**Your objective**
Each line of the listing must be transcribed exactly, except for the images, which should be excluded.
┌────────
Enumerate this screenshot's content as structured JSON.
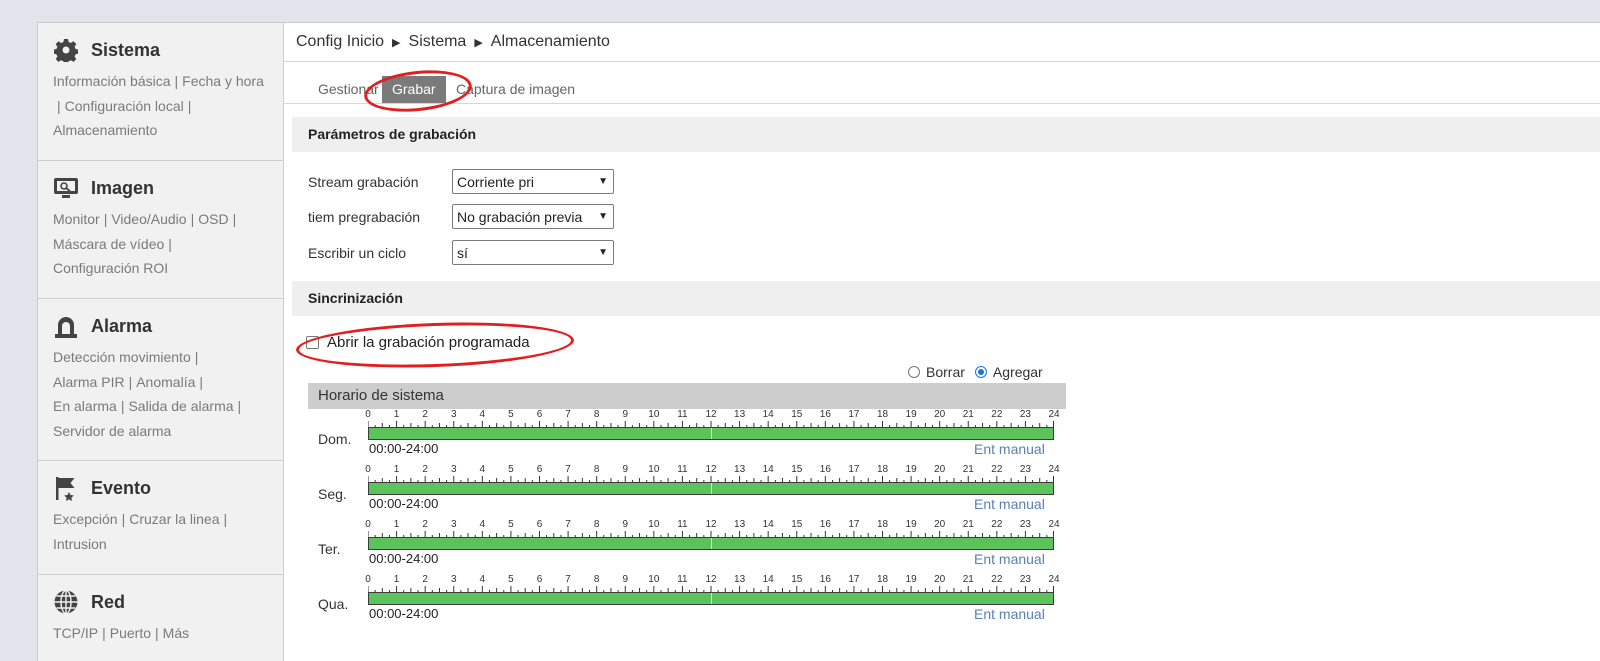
{
  "sidebar": {
    "sections": [
      {
        "title": "Sistema",
        "icon": "gear-icon",
        "links": [
          "Información básica",
          "Fecha y hora",
          "Configuración local",
          "Almacenamiento"
        ]
      },
      {
        "title": "Imagen",
        "icon": "monitor-icon",
        "links": [
          "Monitor",
          "Video/Audio",
          "OSD",
          "Máscara de vídeo",
          "Configuración ROI"
        ]
      },
      {
        "title": "Alarma",
        "icon": "alarm-light-icon",
        "links": [
          "Detección movimiento",
          "Alarma PIR",
          "Anomalía",
          "En alarma",
          "Salida de alarma",
          "Servidor de alarma"
        ]
      },
      {
        "title": "Evento",
        "icon": "event-flag-icon",
        "links": [
          "Excepción",
          "Cruzar la linea",
          "Intrusion"
        ]
      },
      {
        "title": "Red",
        "icon": "globe-icon",
        "links": [
          "TCP/IP",
          "Puerto",
          "Más"
        ]
      }
    ]
  },
  "breadcrumb": [
    "Config Inicio",
    "Sistema",
    "Almacenamiento"
  ],
  "tabs": [
    {
      "label": "Gestionar",
      "active": false
    },
    {
      "label": "Grabar",
      "active": true
    },
    {
      "label": "Captura de imagen",
      "active": false
    }
  ],
  "record_params": {
    "title": "Parámetros de grabación",
    "stream": {
      "label": "Stream grabación",
      "value": "Corriente pri"
    },
    "prerecord": {
      "label": "tiem pregrabación",
      "value": "No grabación previa"
    },
    "cycle": {
      "label": "Escribir un ciclo",
      "value": "sí"
    }
  },
  "sync": {
    "title": "Sincrinización",
    "open_schedule_label": "Abrir la grabación programada",
    "open_schedule_checked": false
  },
  "mode": {
    "erase_label": "Borrar",
    "add_label": "Agregar",
    "selected": "Agregar"
  },
  "schedule": {
    "header": "Horario de sistema",
    "hours": [
      "0",
      "1",
      "2",
      "3",
      "4",
      "5",
      "6",
      "7",
      "8",
      "9",
      "10",
      "11",
      "12",
      "13",
      "14",
      "15",
      "16",
      "17",
      "18",
      "19",
      "20",
      "21",
      "22",
      "23",
      "24"
    ],
    "manual_label": "Ent manual",
    "days": [
      {
        "label": "Dom.",
        "range": "00:00-24:00"
      },
      {
        "label": "Seg.",
        "range": "00:00-24:00"
      },
      {
        "label": "Ter.",
        "range": "00:00-24:00"
      },
      {
        "label": "Qua.",
        "range": "00:00-24:00"
      }
    ]
  },
  "colors": {
    "bar_fill": "#5cc35c",
    "annotation": "#e02020",
    "accent": "#1a73e8"
  }
}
└────────
**Solution to this task**
Enumerate this screenshot's content as structured JSON.
{
  "sidebar": {
    "sections": [
      {
        "title": "Sistema",
        "icon": "gear-icon",
        "links": [
          "Información básica",
          "Fecha y hora",
          "Configuración local",
          "Almacenamiento"
        ]
      },
      {
        "title": "Imagen",
        "icon": "monitor-icon",
        "links": [
          "Monitor",
          "Video/Audio",
          "OSD",
          "Máscara de vídeo",
          "Configuración ROI"
        ]
      },
      {
        "title": "Alarma",
        "icon": "alarm-light-icon",
        "links": [
          "Detección movimiento",
          "Alarma PIR",
          "Anomalía",
          "En alarma",
          "Salida de alarma",
          "Servidor de alarma"
        ]
      },
      {
        "title": "Evento",
        "icon": "event-flag-icon",
        "links": [
          "Excepción",
          "Cruzar la linea",
          "Intrusion"
        ]
      },
      {
        "title": "Red",
        "icon": "globe-icon",
        "links": [
          "TCP/IP",
          "Puerto",
          "Más"
        ]
      }
    ]
  },
  "breadcrumb": [
    "Config Inicio",
    "Sistema",
    "Almacenamiento"
  ],
  "tabs": [
    {
      "label": "Gestionar",
      "active": false
    },
    {
      "label": "Grabar",
      "active": true
    },
    {
      "label": "Captura de imagen",
      "active": false
    }
  ],
  "record_params": {
    "title": "Parámetros de grabación",
    "stream": {
      "label": "Stream grabación",
      "value": "Corriente pri"
    },
    "prerecord": {
      "label": "tiem pregrabación",
      "value": "No grabación previa"
    },
    "cycle": {
      "label": "Escribir un ciclo",
      "value": "sí"
    }
  },
  "sync": {
    "title": "Sincrinización",
    "open_schedule_label": "Abrir la grabación programada",
    "open_schedule_checked": false
  },
  "mode": {
    "erase_label": "Borrar",
    "add_label": "Agregar",
    "selected": "Agregar"
  },
  "schedule": {
    "header": "Horario de sistema",
    "hours": [
      "0",
      "1",
      "2",
      "3",
      "4",
      "5",
      "6",
      "7",
      "8",
      "9",
      "10",
      "11",
      "12",
      "13",
      "14",
      "15",
      "16",
      "17",
      "18",
      "19",
      "20",
      "21",
      "22",
      "23",
      "24"
    ],
    "manual_label": "Ent manual",
    "days": [
      {
        "label": "Dom.",
        "range": "00:00-24:00"
      },
      {
        "label": "Seg.",
        "range": "00:00-24:00"
      },
      {
        "label": "Ter.",
        "range": "00:00-24:00"
      },
      {
        "label": "Qua.",
        "range": "00:00-24:00"
      }
    ]
  },
  "colors": {
    "bar_fill": "#5cc35c",
    "annotation": "#e02020",
    "accent": "#1a73e8"
  }
}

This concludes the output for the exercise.